— start —
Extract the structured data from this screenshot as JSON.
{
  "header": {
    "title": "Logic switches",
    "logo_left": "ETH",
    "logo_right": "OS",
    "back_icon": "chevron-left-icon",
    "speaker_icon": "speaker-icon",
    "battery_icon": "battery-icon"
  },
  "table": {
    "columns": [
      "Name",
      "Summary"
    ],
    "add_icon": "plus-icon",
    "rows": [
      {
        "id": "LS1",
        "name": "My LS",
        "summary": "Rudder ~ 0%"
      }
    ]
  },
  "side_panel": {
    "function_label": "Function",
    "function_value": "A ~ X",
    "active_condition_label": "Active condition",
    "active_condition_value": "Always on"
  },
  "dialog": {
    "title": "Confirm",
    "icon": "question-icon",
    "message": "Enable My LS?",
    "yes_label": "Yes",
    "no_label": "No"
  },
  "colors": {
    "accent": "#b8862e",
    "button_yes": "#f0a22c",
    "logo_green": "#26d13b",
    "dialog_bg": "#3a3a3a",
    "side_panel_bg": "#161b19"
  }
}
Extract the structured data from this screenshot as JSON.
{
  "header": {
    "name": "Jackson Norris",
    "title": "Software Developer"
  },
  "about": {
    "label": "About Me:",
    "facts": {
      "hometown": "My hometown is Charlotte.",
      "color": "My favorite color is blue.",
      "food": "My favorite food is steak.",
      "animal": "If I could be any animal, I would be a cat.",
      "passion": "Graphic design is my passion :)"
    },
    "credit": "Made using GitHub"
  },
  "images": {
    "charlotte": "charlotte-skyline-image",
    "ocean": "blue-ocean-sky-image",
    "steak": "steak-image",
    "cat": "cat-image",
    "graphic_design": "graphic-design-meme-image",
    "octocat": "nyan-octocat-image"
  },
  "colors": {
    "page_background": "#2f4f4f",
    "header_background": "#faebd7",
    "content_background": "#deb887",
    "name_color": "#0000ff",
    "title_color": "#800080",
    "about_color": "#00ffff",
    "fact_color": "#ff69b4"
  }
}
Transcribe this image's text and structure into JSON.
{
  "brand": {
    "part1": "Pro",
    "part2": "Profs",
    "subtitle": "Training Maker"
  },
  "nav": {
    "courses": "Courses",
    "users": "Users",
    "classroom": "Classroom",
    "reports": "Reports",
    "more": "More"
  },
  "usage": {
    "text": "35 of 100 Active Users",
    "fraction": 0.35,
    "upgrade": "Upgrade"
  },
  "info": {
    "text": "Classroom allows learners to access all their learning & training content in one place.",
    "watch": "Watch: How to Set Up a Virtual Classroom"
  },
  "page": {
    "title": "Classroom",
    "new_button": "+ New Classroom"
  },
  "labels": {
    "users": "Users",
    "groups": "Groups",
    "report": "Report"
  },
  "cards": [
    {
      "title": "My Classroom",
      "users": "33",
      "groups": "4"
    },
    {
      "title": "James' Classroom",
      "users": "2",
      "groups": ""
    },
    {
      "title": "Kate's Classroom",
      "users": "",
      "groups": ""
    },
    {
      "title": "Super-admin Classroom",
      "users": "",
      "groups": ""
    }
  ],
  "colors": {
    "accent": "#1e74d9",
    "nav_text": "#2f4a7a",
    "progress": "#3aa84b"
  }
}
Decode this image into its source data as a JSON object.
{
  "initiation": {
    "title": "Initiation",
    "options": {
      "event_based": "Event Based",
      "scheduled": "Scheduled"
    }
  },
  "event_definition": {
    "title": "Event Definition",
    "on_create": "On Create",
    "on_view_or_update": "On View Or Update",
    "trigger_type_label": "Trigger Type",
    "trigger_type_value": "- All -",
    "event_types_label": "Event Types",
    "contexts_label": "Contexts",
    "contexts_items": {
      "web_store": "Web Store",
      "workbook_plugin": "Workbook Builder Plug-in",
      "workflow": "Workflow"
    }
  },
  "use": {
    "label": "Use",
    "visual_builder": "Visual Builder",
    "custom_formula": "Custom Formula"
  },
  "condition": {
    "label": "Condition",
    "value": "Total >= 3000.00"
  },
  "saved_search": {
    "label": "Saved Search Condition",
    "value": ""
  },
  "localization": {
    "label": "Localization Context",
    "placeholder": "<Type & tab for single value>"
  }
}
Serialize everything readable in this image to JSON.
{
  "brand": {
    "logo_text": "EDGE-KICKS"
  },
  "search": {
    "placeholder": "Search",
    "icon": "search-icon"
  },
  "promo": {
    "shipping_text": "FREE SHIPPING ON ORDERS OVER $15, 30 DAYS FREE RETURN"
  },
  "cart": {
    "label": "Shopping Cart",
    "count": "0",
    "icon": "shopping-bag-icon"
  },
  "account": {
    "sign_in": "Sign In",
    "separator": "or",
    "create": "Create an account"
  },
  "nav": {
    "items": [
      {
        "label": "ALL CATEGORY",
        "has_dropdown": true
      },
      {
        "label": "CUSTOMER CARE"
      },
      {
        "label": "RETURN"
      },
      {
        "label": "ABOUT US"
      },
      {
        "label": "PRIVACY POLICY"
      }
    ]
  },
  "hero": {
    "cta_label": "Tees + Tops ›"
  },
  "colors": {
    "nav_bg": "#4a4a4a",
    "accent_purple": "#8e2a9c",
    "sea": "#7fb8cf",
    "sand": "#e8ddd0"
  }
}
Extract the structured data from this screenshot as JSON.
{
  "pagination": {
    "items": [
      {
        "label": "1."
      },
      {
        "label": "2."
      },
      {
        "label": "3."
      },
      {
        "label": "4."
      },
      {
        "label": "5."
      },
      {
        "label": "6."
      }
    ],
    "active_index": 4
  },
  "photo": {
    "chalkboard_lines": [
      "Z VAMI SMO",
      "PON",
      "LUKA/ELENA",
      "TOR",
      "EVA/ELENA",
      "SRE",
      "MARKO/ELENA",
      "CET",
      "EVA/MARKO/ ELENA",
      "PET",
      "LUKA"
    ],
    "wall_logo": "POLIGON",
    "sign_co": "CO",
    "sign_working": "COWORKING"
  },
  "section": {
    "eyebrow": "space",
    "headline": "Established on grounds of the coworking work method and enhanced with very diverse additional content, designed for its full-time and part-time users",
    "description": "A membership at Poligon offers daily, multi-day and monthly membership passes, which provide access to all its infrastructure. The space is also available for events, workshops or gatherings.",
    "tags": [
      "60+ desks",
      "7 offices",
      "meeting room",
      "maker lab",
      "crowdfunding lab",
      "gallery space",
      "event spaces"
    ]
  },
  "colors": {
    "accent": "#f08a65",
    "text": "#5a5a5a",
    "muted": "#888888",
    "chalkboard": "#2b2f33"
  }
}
— end —
TASK TO CARRY OUT:
Exactly as written, please output every entry.

FULL RESPONSE:
Extract the structured data from this screenshot as JSON.
{
  "header": {
    "title": "Logic switches",
    "logo_left": "ETH",
    "logo_right": "OS",
    "back_icon": "chevron-left-icon",
    "speaker_icon": "speaker-icon",
    "battery_icon": "battery-icon"
  },
  "table": {
    "columns": [
      "Name",
      "Summary"
    ],
    "add_icon": "plus-icon",
    "rows": [
      {
        "id": "LS1",
        "name": "My LS",
        "summary": "Rudder ~ 0%"
      }
    ]
  },
  "side_panel": {
    "function_label": "Function",
    "function_value": "A ~ X",
    "active_condition_label": "Active condition",
    "active_condition_value": "Always on"
  },
  "dialog": {
    "title": "Confirm",
    "icon": "question-icon",
    "message": "Enable My LS?",
    "yes_label": "Yes",
    "no_label": "No"
  },
  "colors": {
    "accent": "#b8862e",
    "button_yes": "#f0a22c",
    "logo_green": "#26d13b",
    "dialog_bg": "#3a3a3a",
    "side_panel_bg": "#161b19"
  }
}
Extract the structured data from this screenshot as JSON.
{
  "header": {
    "name": "Jackson Norris",
    "title": "Software Developer"
  },
  "about": {
    "label": "About Me:",
    "facts": {
      "hometown": "My hometown is Charlotte.",
      "color": "My favorite color is blue.",
      "food": "My favorite food is steak.",
      "animal": "If I could be any animal, I would be a cat.",
      "passion": "Graphic design is my passion :)"
    },
    "credit": "Made using GitHub"
  },
  "images": {
    "charlotte": "charlotte-skyline-image",
    "ocean": "blue-ocean-sky-image",
    "steak": "steak-image",
    "cat": "cat-image",
    "graphic_design": "graphic-design-meme-image",
    "octocat": "nyan-octocat-image"
  },
  "colors": {
    "page_background": "#2f4f4f",
    "header_background": "#faebd7",
    "content_background": "#deb887",
    "name_color": "#0000ff",
    "title_color": "#800080",
    "about_color": "#00ffff",
    "fact_color": "#ff69b4"
  }
}
Transcribe this image's text and structure into JSON.
{
  "brand": {
    "part1": "Pro",
    "part2": "Profs",
    "subtitle": "Training Maker"
  },
  "nav": {
    "courses": "Courses",
    "users": "Users",
    "classroom": "Classroom",
    "reports": "Reports",
    "more": "More"
  },
  "usage": {
    "text": "35 of 100 Active Users",
    "fraction": 0.35,
    "upgrade": "Upgrade"
  },
  "info": {
    "text": "Classroom allows learners to access all their learning & training content in one place.",
    "watch": "Watch: How to Set Up a Virtual Classroom"
  },
  "page": {
    "title": "Classroom",
    "new_button": "+ New Classroom"
  },
  "labels": {
    "users": "Users",
    "groups": "Groups",
    "report": "Report"
  },
  "cards": [
    {
      "title": "My Classroom",
      "users": "33",
      "groups": "4"
    },
    {
      "title": "James' Classroom",
      "users": "2",
      "groups": ""
    },
    {
      "title": "Kate's Classroom",
      "users": "",
      "groups": ""
    },
    {
      "title": "Super-admin Classroom",
      "users": "",
      "groups": ""
    }
  ],
  "colors": {
    "accent": "#1e74d9",
    "nav_text": "#2f4a7a",
    "progress": "#3aa84b"
  }
}
Decode this image into its source data as a JSON object.
{
  "initiation": {
    "title": "Initiation",
    "options": {
      "event_based": "Event Based",
      "scheduled": "Scheduled"
    }
  },
  "event_definition": {
    "title": "Event Definition",
    "on_create": "On Create",
    "on_view_or_update": "On View Or Update",
    "trigger_type_label": "Trigger Type",
    "trigger_type_value": "- All -",
    "event_types_label": "Event Types",
    "contexts_label": "Contexts",
    "contexts_items": {
      "web_store": "Web Store",
      "workbook_plugin": "Workbook Builder Plug-in",
      "workflow": "Workflow"
    }
  },
  "use": {
    "label": "Use",
    "visual_builder": "Visual Builder",
    "custom_formula": "Custom Formula"
  },
  "condition": {
    "label": "Condition",
    "value": "Total >= 3000.00"
  },
  "saved_search": {
    "label": "Saved Search Condition",
    "value": ""
  },
  "localization": {
    "label": "Localization Context",
    "placeholder": "<Type & tab for single value>"
  }
}
Serialize everything readable in this image to JSON.
{
  "brand": {
    "logo_text": "EDGE-KICKS"
  },
  "search": {
    "placeholder": "Search",
    "icon": "search-icon"
  },
  "promo": {
    "shipping_text": "FREE SHIPPING ON ORDERS OVER $15, 30 DAYS FREE RETURN"
  },
  "cart": {
    "label": "Shopping Cart",
    "count": "0",
    "icon": "shopping-bag-icon"
  },
  "account": {
    "sign_in": "Sign In",
    "separator": "or",
    "create": "Create an account"
  },
  "nav": {
    "items": [
      {
        "label": "ALL CATEGORY",
        "has_dropdown": true
      },
      {
        "label": "CUSTOMER CARE"
      },
      {
        "label": "RETURN"
      },
      {
        "label": "ABOUT US"
      },
      {
        "label": "PRIVACY POLICY"
      }
    ]
  },
  "hero": {
    "cta_label": "Tees + Tops ›"
  },
  "colors": {
    "nav_bg": "#4a4a4a",
    "accent_purple": "#8e2a9c",
    "sea": "#7fb8cf",
    "sand": "#e8ddd0"
  }
}
Extract the structured data from this screenshot as JSON.
{
  "pagination": {
    "items": [
      {
        "label": "1."
      },
      {
        "label": "2."
      },
      {
        "label": "3."
      },
      {
        "label": "4."
      },
      {
        "label": "5."
      },
      {
        "label": "6."
      }
    ],
    "active_index": 4
  },
  "photo": {
    "chalkboard_lines": [
      "Z VAMI SMO",
      "PON",
      "LUKA/ELENA",
      "TOR",
      "EVA/ELENA",
      "SRE",
      "MARKO/ELENA",
      "CET",
      "EVA/MARKO/ ELENA",
      "PET",
      "LUKA"
    ],
    "wall_logo": "POLIGON",
    "sign_co": "CO",
    "sign_working": "COWORKING"
  },
  "section": {
    "eyebrow": "space",
    "headline": "Established on grounds of the coworking work method and enhanced with very diverse additional content, designed for its full-time and part-time users",
    "description": "A membership at Poligon offers daily, multi-day and monthly membership passes, which provide access to all its infrastructure. The space is also available for events, workshops or gatherings.",
    "tags": [
      "60+ desks",
      "7 offices",
      "meeting room",
      "maker lab",
      "crowdfunding lab",
      "gallery space",
      "event spaces"
    ]
  },
  "colors": {
    "accent": "#f08a65",
    "text": "#5a5a5a",
    "muted": "#888888",
    "chalkboard": "#2b2f33"
  }
}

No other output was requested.